■ **JOB**: Type every record exactly as it appears.

■ **DATA PROVIDED**:

= = = = =

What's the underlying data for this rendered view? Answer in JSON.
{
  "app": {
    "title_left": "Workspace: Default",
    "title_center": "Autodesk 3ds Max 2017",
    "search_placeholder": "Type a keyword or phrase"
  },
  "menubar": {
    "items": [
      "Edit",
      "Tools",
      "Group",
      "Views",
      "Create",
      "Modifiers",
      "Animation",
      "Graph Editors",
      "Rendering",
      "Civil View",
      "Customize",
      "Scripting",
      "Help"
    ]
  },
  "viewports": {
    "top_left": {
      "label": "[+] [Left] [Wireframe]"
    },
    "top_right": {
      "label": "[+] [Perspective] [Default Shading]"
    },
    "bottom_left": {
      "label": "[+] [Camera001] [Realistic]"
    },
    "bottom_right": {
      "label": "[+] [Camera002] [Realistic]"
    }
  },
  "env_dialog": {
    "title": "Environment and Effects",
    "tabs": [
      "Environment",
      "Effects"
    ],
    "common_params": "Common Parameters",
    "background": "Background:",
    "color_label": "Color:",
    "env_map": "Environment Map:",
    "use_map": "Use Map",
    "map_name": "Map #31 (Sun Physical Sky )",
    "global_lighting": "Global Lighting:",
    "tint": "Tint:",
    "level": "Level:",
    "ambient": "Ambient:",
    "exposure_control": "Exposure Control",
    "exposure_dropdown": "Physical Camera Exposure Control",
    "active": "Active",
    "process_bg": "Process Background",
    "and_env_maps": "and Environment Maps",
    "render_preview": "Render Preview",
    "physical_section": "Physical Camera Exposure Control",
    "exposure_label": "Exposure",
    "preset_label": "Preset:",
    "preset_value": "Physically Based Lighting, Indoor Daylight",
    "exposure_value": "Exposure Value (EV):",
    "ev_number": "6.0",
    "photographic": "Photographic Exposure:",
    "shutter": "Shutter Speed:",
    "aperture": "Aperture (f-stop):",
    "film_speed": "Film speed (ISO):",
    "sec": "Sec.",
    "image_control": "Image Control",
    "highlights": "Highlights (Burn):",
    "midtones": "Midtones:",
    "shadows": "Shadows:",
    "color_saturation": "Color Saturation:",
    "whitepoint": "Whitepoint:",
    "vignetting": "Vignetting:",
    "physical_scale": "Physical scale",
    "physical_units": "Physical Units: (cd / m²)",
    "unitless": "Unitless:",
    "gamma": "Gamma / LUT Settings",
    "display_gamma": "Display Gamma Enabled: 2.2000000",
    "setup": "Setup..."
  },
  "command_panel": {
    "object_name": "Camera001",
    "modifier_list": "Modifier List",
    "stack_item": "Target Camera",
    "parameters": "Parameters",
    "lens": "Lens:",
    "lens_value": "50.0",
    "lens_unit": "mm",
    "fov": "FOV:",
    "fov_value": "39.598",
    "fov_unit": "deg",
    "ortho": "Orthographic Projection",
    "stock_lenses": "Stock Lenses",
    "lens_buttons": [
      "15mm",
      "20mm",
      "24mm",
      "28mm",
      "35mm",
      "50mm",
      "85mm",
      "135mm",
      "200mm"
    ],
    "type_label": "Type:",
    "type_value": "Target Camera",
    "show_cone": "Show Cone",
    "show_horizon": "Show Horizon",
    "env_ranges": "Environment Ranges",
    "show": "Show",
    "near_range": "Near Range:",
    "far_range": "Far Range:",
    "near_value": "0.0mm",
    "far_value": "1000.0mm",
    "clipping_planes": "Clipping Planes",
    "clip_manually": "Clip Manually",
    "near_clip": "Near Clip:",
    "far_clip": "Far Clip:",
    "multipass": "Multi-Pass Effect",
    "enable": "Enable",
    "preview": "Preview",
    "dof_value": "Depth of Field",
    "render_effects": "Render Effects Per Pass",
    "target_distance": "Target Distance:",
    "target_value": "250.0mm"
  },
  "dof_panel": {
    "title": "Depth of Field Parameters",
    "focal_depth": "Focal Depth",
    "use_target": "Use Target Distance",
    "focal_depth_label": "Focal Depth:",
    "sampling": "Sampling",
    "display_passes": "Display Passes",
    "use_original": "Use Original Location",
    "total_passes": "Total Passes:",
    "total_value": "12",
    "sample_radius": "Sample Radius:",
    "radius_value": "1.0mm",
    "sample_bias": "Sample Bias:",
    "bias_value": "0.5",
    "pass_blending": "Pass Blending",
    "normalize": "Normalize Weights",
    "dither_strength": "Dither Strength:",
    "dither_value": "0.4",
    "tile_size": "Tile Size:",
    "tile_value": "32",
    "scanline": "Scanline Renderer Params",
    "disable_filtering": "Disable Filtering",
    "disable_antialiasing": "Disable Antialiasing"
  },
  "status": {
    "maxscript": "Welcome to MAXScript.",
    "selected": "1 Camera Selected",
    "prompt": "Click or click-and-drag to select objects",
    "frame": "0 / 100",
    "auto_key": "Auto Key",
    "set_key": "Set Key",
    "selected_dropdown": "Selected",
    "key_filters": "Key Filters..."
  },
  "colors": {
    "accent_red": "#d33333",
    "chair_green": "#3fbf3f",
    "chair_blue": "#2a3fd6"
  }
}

= = = = =

■ **WRITTEN REPLY**:
What's the underlying data for this rendered view? Answer in JSON.
{
  "app": {
    "title_left": "Workspace: Default",
    "title_center": "Autodesk 3ds Max 2017",
    "search_placeholder": "Type a keyword or phrase"
  },
  "menubar": {
    "items": [
      "Edit",
      "Tools",
      "Group",
      "Views",
      "Create",
      "Modifiers",
      "Animation",
      "Graph Editors",
      "Rendering",
      "Civil View",
      "Customize",
      "Scripting",
      "Help"
    ]
  },
  "viewports": {
    "top_left": {
      "label": "[+] [Left] [Wireframe]"
    },
    "top_right": {
      "label": "[+] [Perspective] [Default Shading]"
    },
    "bottom_left": {
      "label": "[+] [Camera001] [Realistic]"
    },
    "bottom_right": {
      "label": "[+] [Camera002] [Realistic]"
    }
  },
  "env_dialog": {
    "title": "Environment and Effects",
    "tabs": [
      "Environment",
      "Effects"
    ],
    "common_params": "Common Parameters",
    "background": "Background:",
    "color_label": "Color:",
    "env_map": "Environment Map:",
    "use_map": "Use Map",
    "map_name": "Map #31 (Sun Physical Sky )",
    "global_lighting": "Global Lighting:",
    "tint": "Tint:",
    "level": "Level:",
    "ambient": "Ambient:",
    "exposure_control": "Exposure Control",
    "exposure_dropdown": "Physical Camera Exposure Control",
    "active": "Active",
    "process_bg": "Process Background",
    "and_env_maps": "and Environment Maps",
    "render_preview": "Render Preview",
    "physical_section": "Physical Camera Exposure Control",
    "exposure_label": "Exposure",
    "preset_label": "Preset:",
    "preset_value": "Physically Based Lighting, Indoor Daylight",
    "exposure_value": "Exposure Value (EV):",
    "ev_number": "6.0",
    "photographic": "Photographic Exposure:",
    "shutter": "Shutter Speed:",
    "aperture": "Aperture (f-stop):",
    "film_speed": "Film speed (ISO):",
    "sec": "Sec.",
    "image_control": "Image Control",
    "highlights": "Highlights (Burn):",
    "midtones": "Midtones:",
    "shadows": "Shadows:",
    "color_saturation": "Color Saturation:",
    "whitepoint": "Whitepoint:",
    "vignetting": "Vignetting:",
    "physical_scale": "Physical scale",
    "physical_units": "Physical Units: (cd / m²)",
    "unitless": "Unitless:",
    "gamma": "Gamma / LUT Settings",
    "display_gamma": "Display Gamma Enabled: 2.2000000",
    "setup": "Setup..."
  },
  "command_panel": {
    "object_name": "Camera001",
    "modifier_list": "Modifier List",
    "stack_item": "Target Camera",
    "parameters": "Parameters",
    "lens": "Lens:",
    "lens_value": "50.0",
    "lens_unit": "mm",
    "fov": "FOV:",
    "fov_value": "39.598",
    "fov_unit": "deg",
    "ortho": "Orthographic Projection",
    "stock_lenses": "Stock Lenses",
    "lens_buttons": [
      "15mm",
      "20mm",
      "24mm",
      "28mm",
      "35mm",
      "50mm",
      "85mm",
      "135mm",
      "200mm"
    ],
    "type_label": "Type:",
    "type_value": "Target Camera",
    "show_cone": "Show Cone",
    "show_horizon": "Show Horizon",
    "env_ranges": "Environment Ranges",
    "show": "Show",
    "near_range": "Near Range:",
    "far_range": "Far Range:",
    "near_value": "0.0mm",
    "far_value": "1000.0mm",
    "clipping_planes": "Clipping Planes",
    "clip_manually": "Clip Manually",
    "near_clip": "Near Clip:",
    "far_clip": "Far Clip:",
    "multipass": "Multi-Pass Effect",
    "enable": "Enable",
    "preview": "Preview",
    "dof_value": "Depth of Field",
    "render_effects": "Render Effects Per Pass",
    "target_distance": "Target Distance:",
    "target_value": "250.0mm"
  },
  "dof_panel": {
    "title": "Depth of Field Parameters",
    "focal_depth": "Focal Depth",
    "use_target": "Use Target Distance",
    "focal_depth_label": "Focal Depth:",
    "sampling": "Sampling",
    "display_passes": "Display Passes",
    "use_original": "Use Original Location",
    "total_passes": "Total Passes:",
    "total_value": "12",
    "sample_radius": "Sample Radius:",
    "radius_value": "1.0mm",
    "sample_bias": "Sample Bias:",
    "bias_value": "0.5",
    "pass_blending": "Pass Blending",
    "normalize": "Normalize Weights",
    "dither_strength": "Dither Strength:",
    "dither_value": "0.4",
    "tile_size": "Tile Size:",
    "tile_value": "32",
    "scanline": "Scanline Renderer Params",
    "disable_filtering": "Disable Filtering",
    "disable_antialiasing": "Disable Antialiasing"
  },
  "status": {
    "maxscript": "Welcome to MAXScript.",
    "selected": "1 Camera Selected",
    "prompt": "Click or click-and-drag to select objects",
    "frame": "0 / 100",
    "auto_key": "Auto Key",
    "set_key": "Set Key",
    "selected_dropdown": "Selected",
    "key_filters": "Key Filters..."
  },
  "colors": {
    "accent_red": "#d33333",
    "chair_green": "#3fbf3f",
    "chair_blue": "#2a3fd6"
  }
}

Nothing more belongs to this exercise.